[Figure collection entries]

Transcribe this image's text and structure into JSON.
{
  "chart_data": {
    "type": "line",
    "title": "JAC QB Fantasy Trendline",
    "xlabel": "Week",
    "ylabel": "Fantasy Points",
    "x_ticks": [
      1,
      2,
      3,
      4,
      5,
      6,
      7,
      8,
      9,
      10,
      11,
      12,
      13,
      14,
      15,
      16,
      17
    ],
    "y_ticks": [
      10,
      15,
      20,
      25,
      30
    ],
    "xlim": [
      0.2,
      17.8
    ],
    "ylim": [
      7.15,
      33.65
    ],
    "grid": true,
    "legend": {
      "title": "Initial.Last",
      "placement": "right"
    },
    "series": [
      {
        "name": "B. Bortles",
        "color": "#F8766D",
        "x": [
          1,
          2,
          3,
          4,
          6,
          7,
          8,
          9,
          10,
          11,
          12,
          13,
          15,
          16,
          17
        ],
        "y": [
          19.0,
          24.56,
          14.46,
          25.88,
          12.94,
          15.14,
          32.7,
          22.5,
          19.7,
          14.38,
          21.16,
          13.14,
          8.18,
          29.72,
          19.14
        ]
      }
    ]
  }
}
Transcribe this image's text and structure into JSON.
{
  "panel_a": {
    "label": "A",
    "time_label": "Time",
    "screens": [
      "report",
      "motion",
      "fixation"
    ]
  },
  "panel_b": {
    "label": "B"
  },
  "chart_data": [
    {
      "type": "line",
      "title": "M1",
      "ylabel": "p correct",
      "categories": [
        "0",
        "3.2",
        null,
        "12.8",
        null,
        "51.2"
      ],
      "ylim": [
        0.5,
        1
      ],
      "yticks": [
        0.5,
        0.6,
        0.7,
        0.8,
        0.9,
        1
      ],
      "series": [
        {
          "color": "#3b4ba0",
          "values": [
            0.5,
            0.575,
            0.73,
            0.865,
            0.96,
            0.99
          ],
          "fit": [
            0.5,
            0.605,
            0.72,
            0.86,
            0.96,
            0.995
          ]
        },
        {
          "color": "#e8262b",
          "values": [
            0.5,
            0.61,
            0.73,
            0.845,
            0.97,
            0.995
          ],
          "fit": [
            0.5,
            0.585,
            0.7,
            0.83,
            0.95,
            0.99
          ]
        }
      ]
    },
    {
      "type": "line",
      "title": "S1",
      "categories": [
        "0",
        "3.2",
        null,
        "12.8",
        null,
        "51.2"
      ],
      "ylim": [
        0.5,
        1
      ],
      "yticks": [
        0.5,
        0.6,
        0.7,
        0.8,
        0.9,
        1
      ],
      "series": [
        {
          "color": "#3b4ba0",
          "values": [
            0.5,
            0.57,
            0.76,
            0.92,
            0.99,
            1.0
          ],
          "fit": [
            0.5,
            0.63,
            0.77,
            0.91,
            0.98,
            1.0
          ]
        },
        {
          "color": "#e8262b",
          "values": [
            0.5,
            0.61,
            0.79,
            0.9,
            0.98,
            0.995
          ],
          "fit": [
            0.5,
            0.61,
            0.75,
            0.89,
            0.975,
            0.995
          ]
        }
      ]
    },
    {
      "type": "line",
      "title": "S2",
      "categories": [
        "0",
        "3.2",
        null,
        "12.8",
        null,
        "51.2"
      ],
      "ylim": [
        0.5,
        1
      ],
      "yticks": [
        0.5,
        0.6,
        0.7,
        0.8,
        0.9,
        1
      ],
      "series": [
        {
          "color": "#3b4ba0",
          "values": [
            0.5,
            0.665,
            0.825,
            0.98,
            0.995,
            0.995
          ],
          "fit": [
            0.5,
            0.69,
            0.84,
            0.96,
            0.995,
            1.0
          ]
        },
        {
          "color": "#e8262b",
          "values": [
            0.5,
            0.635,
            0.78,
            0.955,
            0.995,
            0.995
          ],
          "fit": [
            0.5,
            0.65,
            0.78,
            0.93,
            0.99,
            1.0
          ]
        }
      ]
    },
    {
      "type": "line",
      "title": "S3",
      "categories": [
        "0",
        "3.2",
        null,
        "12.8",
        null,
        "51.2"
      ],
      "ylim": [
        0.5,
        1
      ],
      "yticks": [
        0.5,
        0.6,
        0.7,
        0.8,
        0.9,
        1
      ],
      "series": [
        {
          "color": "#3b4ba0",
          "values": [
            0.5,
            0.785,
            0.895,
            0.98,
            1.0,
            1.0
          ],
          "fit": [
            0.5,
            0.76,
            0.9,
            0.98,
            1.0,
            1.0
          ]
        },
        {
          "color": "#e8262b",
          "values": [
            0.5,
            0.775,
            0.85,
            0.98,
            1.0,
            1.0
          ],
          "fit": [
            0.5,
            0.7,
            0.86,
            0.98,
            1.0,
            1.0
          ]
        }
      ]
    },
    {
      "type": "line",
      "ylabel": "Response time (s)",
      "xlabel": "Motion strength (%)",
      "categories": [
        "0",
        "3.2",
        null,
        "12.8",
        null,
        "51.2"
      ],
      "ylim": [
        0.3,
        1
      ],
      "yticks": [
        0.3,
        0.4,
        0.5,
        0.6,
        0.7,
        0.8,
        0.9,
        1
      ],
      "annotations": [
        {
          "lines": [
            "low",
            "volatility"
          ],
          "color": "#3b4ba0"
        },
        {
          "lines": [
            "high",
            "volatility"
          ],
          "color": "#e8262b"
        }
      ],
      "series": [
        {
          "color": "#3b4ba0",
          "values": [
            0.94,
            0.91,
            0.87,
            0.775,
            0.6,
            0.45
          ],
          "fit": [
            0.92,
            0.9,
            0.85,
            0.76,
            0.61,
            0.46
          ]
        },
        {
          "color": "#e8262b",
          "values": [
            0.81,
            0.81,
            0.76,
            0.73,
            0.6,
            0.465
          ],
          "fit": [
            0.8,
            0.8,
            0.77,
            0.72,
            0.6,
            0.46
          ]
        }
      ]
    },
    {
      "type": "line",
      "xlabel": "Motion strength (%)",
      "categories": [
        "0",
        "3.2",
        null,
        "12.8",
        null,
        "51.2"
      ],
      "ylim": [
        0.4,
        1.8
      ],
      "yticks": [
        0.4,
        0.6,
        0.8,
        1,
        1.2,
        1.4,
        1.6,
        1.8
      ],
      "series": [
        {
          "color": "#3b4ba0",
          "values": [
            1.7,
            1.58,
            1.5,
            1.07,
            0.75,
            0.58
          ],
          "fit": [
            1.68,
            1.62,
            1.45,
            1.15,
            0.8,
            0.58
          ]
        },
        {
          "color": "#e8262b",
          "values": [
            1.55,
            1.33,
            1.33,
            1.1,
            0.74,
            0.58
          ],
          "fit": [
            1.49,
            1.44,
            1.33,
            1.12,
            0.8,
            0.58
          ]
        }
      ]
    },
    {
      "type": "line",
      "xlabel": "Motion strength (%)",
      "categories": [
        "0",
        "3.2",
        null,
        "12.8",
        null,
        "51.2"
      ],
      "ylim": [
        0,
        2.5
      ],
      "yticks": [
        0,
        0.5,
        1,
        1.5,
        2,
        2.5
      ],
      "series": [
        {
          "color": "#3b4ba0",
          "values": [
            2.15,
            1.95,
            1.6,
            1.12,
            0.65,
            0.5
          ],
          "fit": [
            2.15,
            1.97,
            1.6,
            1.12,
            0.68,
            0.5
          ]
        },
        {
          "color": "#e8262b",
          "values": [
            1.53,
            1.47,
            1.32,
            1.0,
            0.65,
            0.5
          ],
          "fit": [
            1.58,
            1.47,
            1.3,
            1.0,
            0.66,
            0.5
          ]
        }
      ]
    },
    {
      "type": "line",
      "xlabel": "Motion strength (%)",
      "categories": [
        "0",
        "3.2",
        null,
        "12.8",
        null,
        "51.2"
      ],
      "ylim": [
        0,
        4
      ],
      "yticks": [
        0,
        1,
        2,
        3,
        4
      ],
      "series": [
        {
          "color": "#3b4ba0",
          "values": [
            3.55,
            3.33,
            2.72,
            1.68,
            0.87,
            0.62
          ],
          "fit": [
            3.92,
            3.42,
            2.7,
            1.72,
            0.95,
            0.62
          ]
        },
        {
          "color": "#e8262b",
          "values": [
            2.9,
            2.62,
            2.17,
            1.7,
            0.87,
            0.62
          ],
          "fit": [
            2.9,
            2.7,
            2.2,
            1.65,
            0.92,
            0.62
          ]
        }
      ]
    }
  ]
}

*Exercise directions*
Count the lines of the data that contain the string "Fantasy", and reply with that number alone.

*Exercise answer*
2